◆ WORK TO DO ◆
Copy the records below word for word, including every line of each one, and leave out the pictures.

====

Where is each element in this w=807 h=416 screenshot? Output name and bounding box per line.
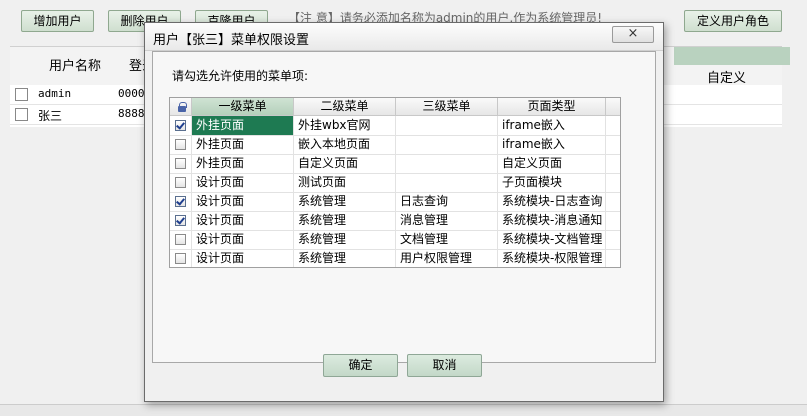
level1-cell: 设计页面 <box>192 211 294 230</box>
level3-cell <box>396 154 498 173</box>
table-row[interactable]: 外挂页面 嵌入本地页面 iframe嵌入 <box>170 135 620 155</box>
page-type-cell: 系统模块-消息通知 <box>498 211 606 230</box>
close-icon[interactable]: × <box>612 26 654 43</box>
user-name-cell: 张三 <box>38 109 63 123</box>
table-row[interactable]: 设计页面 系统管理 用户权限管理 系统模块-权限管理 <box>170 249 620 267</box>
header-page-type[interactable]: 页面类型 <box>498 98 606 116</box>
level3-cell: 消息管理 <box>396 211 498 230</box>
dialog-titlebar[interactable]: 用户【张三】菜单权限设置 × <box>145 23 663 51</box>
page-type-cell: iframe嵌入 <box>498 116 606 135</box>
menu-grid: 一级菜单 二级菜单 三级菜单 页面类型 外挂页面 外挂wbx官网 iframe嵌入外… <box>169 97 621 268</box>
level2-cell: 自定义页面 <box>294 154 396 173</box>
row-checkbox[interactable] <box>175 177 186 188</box>
user-name-cell: admin <box>38 87 72 100</box>
dialog-title: 用户【张三】菜单权限设置 <box>153 33 310 48</box>
table-row[interactable]: 外挂页面 外挂wbx官网 iframe嵌入 <box>170 116 620 136</box>
level3-cell <box>396 173 498 192</box>
user-grid-header-highlight <box>674 47 790 65</box>
level2-cell: 嵌入本地页面 <box>294 135 396 154</box>
dialog-prompt: 请勾选允许使用的菜单项: <box>172 69 309 83</box>
row-checkbox[interactable] <box>175 139 186 150</box>
column-custom: 自定义 <box>707 71 747 86</box>
row-checkbox[interactable] <box>175 253 186 264</box>
lock-icon-body <box>178 106 186 112</box>
level3-cell <box>396 135 498 154</box>
checkbox-cell <box>170 135 192 154</box>
level2-cell: 测试页面 <box>294 173 396 192</box>
checkbox-cell <box>170 211 192 230</box>
level1-cell: 外挂页面 <box>192 116 294 135</box>
level1-cell: 设计页面 <box>192 230 294 249</box>
row-checkbox[interactable] <box>175 196 186 207</box>
page-type-cell: 系统模块-文档管理 <box>498 230 606 249</box>
table-row[interactable]: 设计页面 系统管理 文档管理 系统模块-文档管理 <box>170 230 620 250</box>
level1-cell: 设计页面 <box>192 192 294 211</box>
header-level1[interactable]: 一级菜单 <box>192 98 294 116</box>
menu-permission-dialog: 用户【张三】菜单权限设置 × 请勾选允许使用的菜单项: 一级菜单 二级菜单 三级… <box>144 22 664 402</box>
row-checkbox[interactable] <box>175 215 186 226</box>
level1-cell: 设计页面 <box>192 173 294 192</box>
header-level2[interactable]: 二级菜单 <box>294 98 396 116</box>
column-user-name: 用户名称 <box>49 59 102 74</box>
page-type-cell: 子页面模块 <box>498 173 606 192</box>
add-user-button[interactable]: 增加用户 <box>21 10 94 32</box>
level1-cell: 外挂页面 <box>192 154 294 173</box>
cancel-button[interactable]: 取消 <box>407 354 482 377</box>
page-type-cell: 系统模块-日志查询 <box>498 192 606 211</box>
table-row[interactable]: 外挂页面 自定义页面 自定义页面 <box>170 154 620 174</box>
header-lock-cell <box>170 98 192 116</box>
level2-cell: 系统管理 <box>294 211 396 230</box>
level3-cell <box>396 116 498 135</box>
level3-cell: 日志查询 <box>396 192 498 211</box>
row-checkbox[interactable] <box>175 158 186 169</box>
level2-cell: 外挂wbx官网 <box>294 116 396 135</box>
checkbox-cell <box>170 192 192 211</box>
checkbox-cell <box>170 154 192 173</box>
table-row[interactable]: 设计页面 测试页面 子页面模块 <box>170 173 620 193</box>
row-checkbox[interactable] <box>175 120 186 131</box>
define-role-button[interactable]: 定义用户角色 <box>684 10 782 32</box>
level3-cell: 用户权限管理 <box>396 249 498 267</box>
checkbox-cell <box>170 230 192 249</box>
level2-cell: 系统管理 <box>294 192 396 211</box>
level1-cell: 设计页面 <box>192 249 294 267</box>
page-type-cell: 自定义页面 <box>498 154 606 173</box>
header-level3[interactable]: 三级菜单 <box>396 98 498 116</box>
table-row[interactable]: 设计页面 系统管理 日志查询 系统模块-日志查询 <box>170 192 620 212</box>
row-checkbox[interactable] <box>175 234 186 245</box>
page-type-cell: 系统模块-权限管理 <box>498 249 606 267</box>
row-checkbox[interactable] <box>15 108 28 121</box>
ok-button[interactable]: 确定 <box>323 354 398 377</box>
checkbox-cell <box>170 116 192 135</box>
checkbox-cell <box>170 249 192 267</box>
row-checkbox[interactable] <box>15 88 28 101</box>
table-row[interactable]: 设计页面 系统管理 消息管理 系统模块-消息通知 <box>170 211 620 231</box>
level1-cell: 外挂页面 <box>192 135 294 154</box>
level3-cell: 文档管理 <box>396 230 498 249</box>
checkbox-cell <box>170 173 192 192</box>
status-strip <box>0 404 807 416</box>
level2-cell: 系统管理 <box>294 249 396 267</box>
header-filler <box>606 98 620 116</box>
level2-cell: 系统管理 <box>294 230 396 249</box>
page-type-cell: iframe嵌入 <box>498 135 606 154</box>
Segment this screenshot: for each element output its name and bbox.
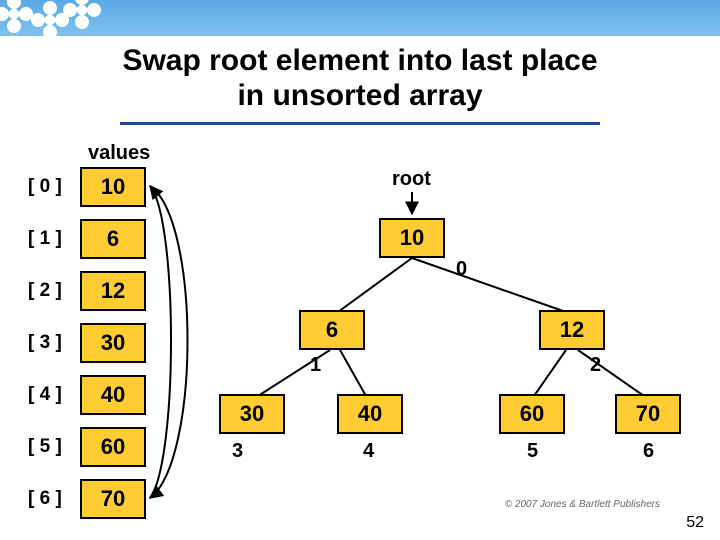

====

◆ EXERCISE RESULT ◆
Where is each element in this w=807 h=416 screenshot? Output name and bounding box per line.
level1-cell: 设计页面 <box>192 211 294 230</box>
level3-cell <box>396 154 498 173</box>
table-row[interactable]: 外挂页面 嵌入本地页面 iframe嵌入 <box>170 135 620 155</box>
page-type-cell: 系统模块-消息通知 <box>498 211 606 230</box>
close-icon[interactable]: × <box>612 26 654 43</box>
user-name-cell: 张三 <box>38 109 63 123</box>
table-row[interactable]: 设计页面 系统管理 用户权限管理 系统模块-权限管理 <box>170 249 620 267</box>
header-page-type[interactable]: 页面类型 <box>498 98 606 116</box>
level3-cell: 消息管理 <box>396 211 498 230</box>
dialog-titlebar[interactable]: 用户【张三】菜单权限设置 × <box>145 23 663 51</box>
page-type-cell: iframe嵌入 <box>498 116 606 135</box>
menu-grid: 一级菜单 二级菜单 三级菜单 页面类型 外挂页面 外挂wbx官网 iframe嵌入外… <box>169 97 621 268</box>
level2-cell: 自定义页面 <box>294 154 396 173</box>
row-checkbox[interactable] <box>175 177 186 188</box>
user-name-cell: admin <box>38 87 72 100</box>
dialog-title: 用户【张三】菜单权限设置 <box>153 33 310 48</box>
table-row[interactable]: 外挂页面 外挂wbx官网 iframe嵌入 <box>170 116 620 136</box>
level3-cell <box>396 173 498 192</box>
user-grid-header-highlight <box>674 47 790 65</box>
level2-cell: 嵌入本地页面 <box>294 135 396 154</box>
dialog-prompt: 请勾选允许使用的菜单项: <box>172 69 309 83</box>
row-checkbox[interactable] <box>175 139 186 150</box>
column-custom: 自定义 <box>707 71 747 86</box>
row-checkbox[interactable] <box>175 253 186 264</box>
lock-icon-body <box>178 106 186 112</box>
level3-cell <box>396 135 498 154</box>
checkbox-cell <box>170 135 192 154</box>
level2-cell: 测试页面 <box>294 173 396 192</box>
checkbox-cell <box>170 211 192 230</box>
level1-cell: 外挂页面 <box>192 116 294 135</box>
level1-cell: 设计页面 <box>192 230 294 249</box>
row-checkbox[interactable] <box>175 196 186 207</box>
page-type-cell: 系统模块-文档管理 <box>498 230 606 249</box>
table-row[interactable]: 设计页面 系统管理 文档管理 系统模块-文档管理 <box>170 230 620 250</box>
level1-cell: 设计页面 <box>192 192 294 211</box>
header-level1[interactable]: 一级菜单 <box>192 98 294 116</box>
menu-permission-dialog: 用户【张三】菜单权限设置 × 请勾选允许使用的菜单项: 一级菜单 二级菜单 三级… <box>144 22 664 402</box>
row-checkbox[interactable] <box>175 215 186 226</box>
level1-cell: 设计页面 <box>192 173 294 192</box>
header-level2[interactable]: 二级菜单 <box>294 98 396 116</box>
column-user-name: 用户名称 <box>49 59 102 74</box>
page-type-cell: 子页面模块 <box>498 173 606 192</box>
add-user-button[interactable]: 增加用户 <box>21 10 94 32</box>
level1-cell: 外挂页面 <box>192 154 294 173</box>
cancel-button[interactable]: 取消 <box>407 354 482 377</box>
page-type-cell: 系统模块-日志查询 <box>498 192 606 211</box>
table-row[interactable]: 外挂页面 自定义页面 自定义页面 <box>170 154 620 174</box>
header-lock-cell <box>170 98 192 116</box>
level2-cell: 系统管理 <box>294 211 396 230</box>
level3-cell <box>396 116 498 135</box>
level3-cell: 日志查询 <box>396 192 498 211</box>
row-checkbox[interactable] <box>175 158 186 169</box>
level2-cell: 外挂wbx官网 <box>294 116 396 135</box>
checkbox-cell <box>170 192 192 211</box>
checkbox-cell <box>170 154 192 173</box>
table-row[interactable]: 设计页面 测试页面 子页面模块 <box>170 173 620 193</box>
row-checkbox[interactable] <box>175 120 186 131</box>
define-role-button[interactable]: 定义用户角色 <box>684 10 782 32</box>
level3-cell: 用户权限管理 <box>396 249 498 267</box>
checkbox-cell <box>170 230 192 249</box>
level2-cell: 系统管理 <box>294 192 396 211</box>
level1-cell: 设计页面 <box>192 249 294 267</box>
page-type-cell: 自定义页面 <box>498 154 606 173</box>
header-level3[interactable]: 三级菜单 <box>396 98 498 116</box>
table-row[interactable]: 设计页面 系统管理 日志查询 系统模块-日志查询 <box>170 192 620 212</box>
row-checkbox[interactable] <box>175 234 186 245</box>
page-type-cell: 系统模块-权限管理 <box>498 249 606 267</box>
row-checkbox[interactable] <box>15 108 28 121</box>
ok-button[interactable]: 确定 <box>323 354 398 377</box>
checkbox-cell <box>170 116 192 135</box>
checkbox-cell <box>170 249 192 267</box>
row-checkbox[interactable] <box>15 88 28 101</box>
table-row[interactable]: 设计页面 系统管理 消息管理 系统模块-消息通知 <box>170 211 620 231</box>
level1-cell: 外挂页面 <box>192 135 294 154</box>
level3-cell: 文档管理 <box>396 230 498 249</box>
checkbox-cell <box>170 173 192 192</box>
status-strip <box>0 404 807 416</box>
level2-cell: 系统管理 <box>294 249 396 267</box>
header-filler <box>606 98 620 116</box>
level2-cell: 系统管理 <box>294 230 396 249</box>
page-type-cell: iframe嵌入 <box>498 135 606 154</box>
Segment this screenshot: for each element output its name and bbox.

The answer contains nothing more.